Records supplied:
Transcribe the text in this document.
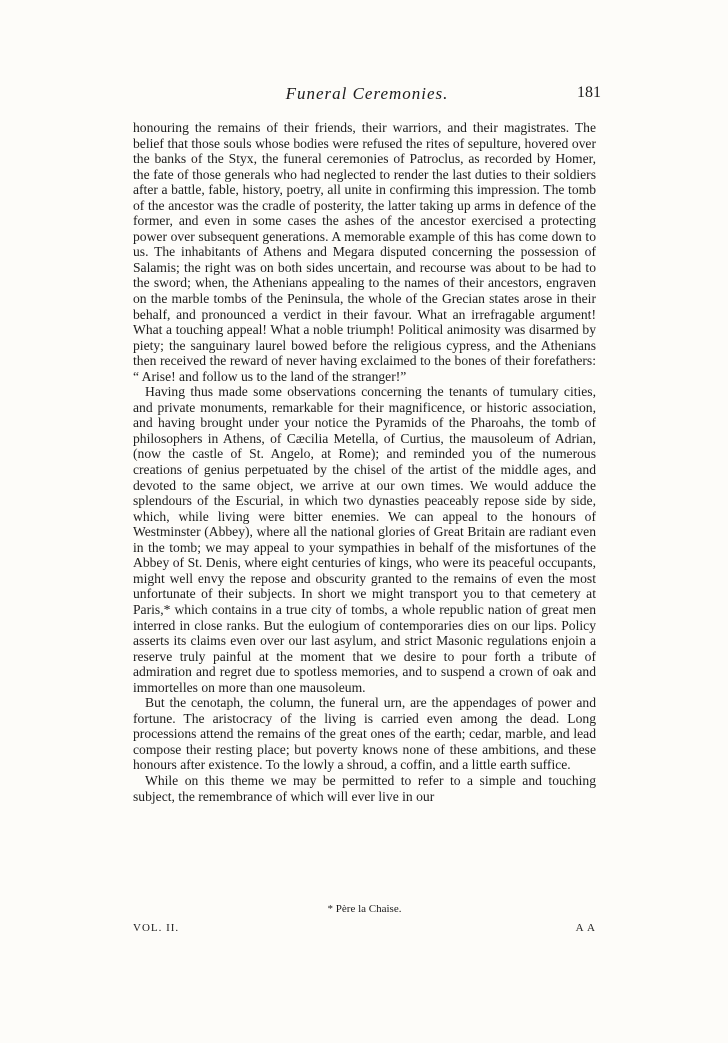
Funeral Ceremonies.	181

honouring the remains of their friends, their warriors, and their magistrates. The belief that those souls whose bodies were refused the rites of sepulture, hovered over the banks of the Styx, the funeral ceremonies of Patroclus, as recorded by Homer, the fate of those generals who had neglected to render the last duties to their soldiers after a battle, fable, history, poetry, all unite in confirming this impression. The tomb of the ancestor was the cradle of posterity, the latter taking up arms in defence of the former, and even in some cases the ashes of the ancestor exercised a protecting power over subsequent generations. A memorable example of this has come down to us. The inhabitants of Athens and Megara disputed concerning the possession of Salamis; the right was on both sides uncertain, and recourse was about to be had to the sword; when, the Athenians appealing to the names of their ancestors, engraven on the marble tombs of the Peninsula, the whole of the Grecian states arose in their behalf, and pronounced a verdict in their favour. What an irrefragable argument! What a touching appeal! What a noble triumph! Political animosity was disarmed by piety; the sanguinary laurel bowed before the religious cypress, and the Athenians then received the reward of never having exclaimed to the bones of their forefathers: “ Arise! and follow us to the land of the stranger!”

Having thus made some observations concerning the tenants of tumulary cities, and private monuments, remarkable for their magnificence, or historic association, and having brought under your notice the Pyramids of the Pharoahs, the tomb of philosophers in Athens, of Cæcilia Metella, of Curtius, the mausoleum of Adrian, (now the castle of St. Angelo, at Rome); and reminded you of the numerous creations of genius perpetuated by the chisel of the artist of the middle ages, and devoted to the same object, we arrive at our own times. We would adduce the splendours of the Escurial, in which two dynasties peaceably repose side by side, which, while living were bitter enemies. We can appeal to the honours of Westminster (Abbey), where all the national glories of Great Britain are radiant even in the tomb; we may appeal to your sympathies in behalf of the misfortunes of the Abbey of St. Denis, where eight centuries of kings, who were its peaceful occupants, might well envy the repose and obscurity granted to the remains of even the most unfortunate of their subjects. In short we might transport you to that cemetery at Paris,* which contains in a true city of tombs, a whole republic nation of great men interred in close ranks. But the eulogium of contemporaries dies on our lips. Policy asserts its claims even over our last asylum, and strict Masonic regulations enjoin a reserve truly painful at the moment that we desire to pour forth a tribute of admiration and regret due to spotless memories, and to suspend a crown of oak and immortelles on more than one mausoleum.

But the cenotaph, the column, the funeral urn, are the appendages of power and fortune. The aristocracy of the living is carried even among the dead. Long processions attend the remains of the great ones of the earth; cedar, marble, and lead compose their resting place; but poverty knows none of these ambitions, and these honours after existence. To the lowly a shroud, a coffin, and a little earth suffice.

While on this theme we may be permitted to refer to a simple and touching subject, the remembrance of which will ever live in our

* Père la Chaise.
VOL. II.	A A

Task to complete:
Copy the entries exactly. Leave out the images.

Solution below:
Transcribe the text in this document.
Funeral Ceremonies.	181

honouring the remains of their friends, their warriors, and their magistrates. The belief that those souls whose bodies were refused the rites of sepulture, hovered over the banks of the Styx, the funeral ceremonies of Patroclus, as recorded by Homer, the fate of those generals who had neglected to render the last duties to their soldiers after a battle, fable, history, poetry, all unite in confirming this impression. The tomb of the ancestor was the cradle of posterity, the latter taking up arms in defence of the former, and even in some cases the ashes of the ancestor exercised a protecting power over subsequent generations. A memorable example of this has come down to us. The inhabitants of Athens and Megara disputed concerning the possession of Salamis; the right was on both sides uncertain, and recourse was about to be had to the sword; when, the Athenians appealing to the names of their ancestors, engraven on the marble tombs of the Peninsula, the whole of the Grecian states arose in their behalf, and pronounced a verdict in their favour. What an irrefragable argument! What a touching appeal! What a noble triumph! Political animosity was disarmed by piety; the sanguinary laurel bowed before the religious cypress, and the Athenians then received the reward of never having exclaimed to the bones of their forefathers: “ Arise! and follow us to the land of the stranger!”

Having thus made some observations concerning the tenants of tumulary cities, and private monuments, remarkable for their magnificence, or historic association, and having brought under your notice the Pyramids of the Pharoahs, the tomb of philosophers in Athens, of Cæcilia Metella, of Curtius, the mausoleum of Adrian, (now the castle of St. Angelo, at Rome); and reminded you of the numerous creations of genius perpetuated by the chisel of the artist of the middle ages, and devoted to the same object, we arrive at our own times. We would adduce the splendours of the Escurial, in which two dynasties peaceably repose side by side, which, while living were bitter enemies. We can appeal to the honours of Westminster (Abbey), where all the national glories of Great Britain are radiant even in the tomb; we may appeal to your sympathies in behalf of the misfortunes of the Abbey of St. Denis, where eight centuries of kings, who were its peaceful occupants, might well envy the repose and obscurity granted to the remains of even the most unfortunate of their subjects. In short we might transport you to that cemetery at Paris,* which contains in a true city of tombs, a whole republic nation of great men interred in close ranks. But the eulogium of contemporaries dies on our lips. Policy asserts its claims even over our last asylum, and strict Masonic regulations enjoin a reserve truly painful at the moment that we desire to pour forth a tribute of admiration and regret due to spotless memories, and to suspend a crown of oak and immortelles on more than one mausoleum.

But the cenotaph, the column, the funeral urn, are the appendages of power and fortune. The aristocracy of the living is carried even among the dead. Long processions attend the remains of the great ones of the earth; cedar, marble, and lead compose their resting place; but poverty knows none of these ambitions, and these honours after existence. To the lowly a shroud, a coffin, and a little earth suffice.

While on this theme we may be permitted to refer to a simple and touching subject, the remembrance of which will ever live in our

* Père la Chaise.
VOL. II.	A A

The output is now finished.